### SET TASK
Take the material and output all of it exactly.

### Dataset items

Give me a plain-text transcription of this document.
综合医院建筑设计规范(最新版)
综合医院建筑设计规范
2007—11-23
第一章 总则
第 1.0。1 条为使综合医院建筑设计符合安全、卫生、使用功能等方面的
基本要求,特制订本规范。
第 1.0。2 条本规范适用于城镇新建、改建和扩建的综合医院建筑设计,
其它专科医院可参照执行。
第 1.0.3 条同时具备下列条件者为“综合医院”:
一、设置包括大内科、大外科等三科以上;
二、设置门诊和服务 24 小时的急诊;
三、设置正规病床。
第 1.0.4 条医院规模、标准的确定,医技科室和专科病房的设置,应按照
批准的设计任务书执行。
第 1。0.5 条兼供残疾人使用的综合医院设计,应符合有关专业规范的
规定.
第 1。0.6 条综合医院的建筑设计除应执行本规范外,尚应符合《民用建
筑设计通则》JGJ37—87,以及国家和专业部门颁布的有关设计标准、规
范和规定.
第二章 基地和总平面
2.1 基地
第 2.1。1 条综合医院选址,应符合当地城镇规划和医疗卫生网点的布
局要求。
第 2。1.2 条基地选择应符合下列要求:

### TASK ANSWER
Give me a plain-text transcription of this document.
综合医院建筑设计规范(最新版)
综合医院建筑设计规范
2007—11-23
第一章 总则
第 1.0。1 条为使综合医院建筑设计符合安全、卫生、使用功能等方面的
基本要求,特制订本规范。
第 1.0。2 条本规范适用于城镇新建、改建和扩建的综合医院建筑设计,
其它专科医院可参照执行。
第 1.0.3 条同时具备下列条件者为“综合医院”:
一、设置包括大内科、大外科等三科以上;
二、设置门诊和服务 24 小时的急诊;
三、设置正规病床。
第 1.0.4 条医院规模、标准的确定,医技科室和专科病房的设置,应按照
批准的设计任务书执行。
第 1。0.5 条兼供残疾人使用的综合医院设计,应符合有关专业规范的
规定.
第 1。0.6 条综合医院的建筑设计除应执行本规范外,尚应符合《民用建
筑设计通则》JGJ37—87,以及国家和专业部门颁布的有关设计标准、规
范和规定.
第二章 基地和总平面
2.1 基地
第 2.1。1 条综合医院选址,应符合当地城镇规划和医疗卫生网点的布
局要求。
第 2。1.2 条基地选择应符合下列要求:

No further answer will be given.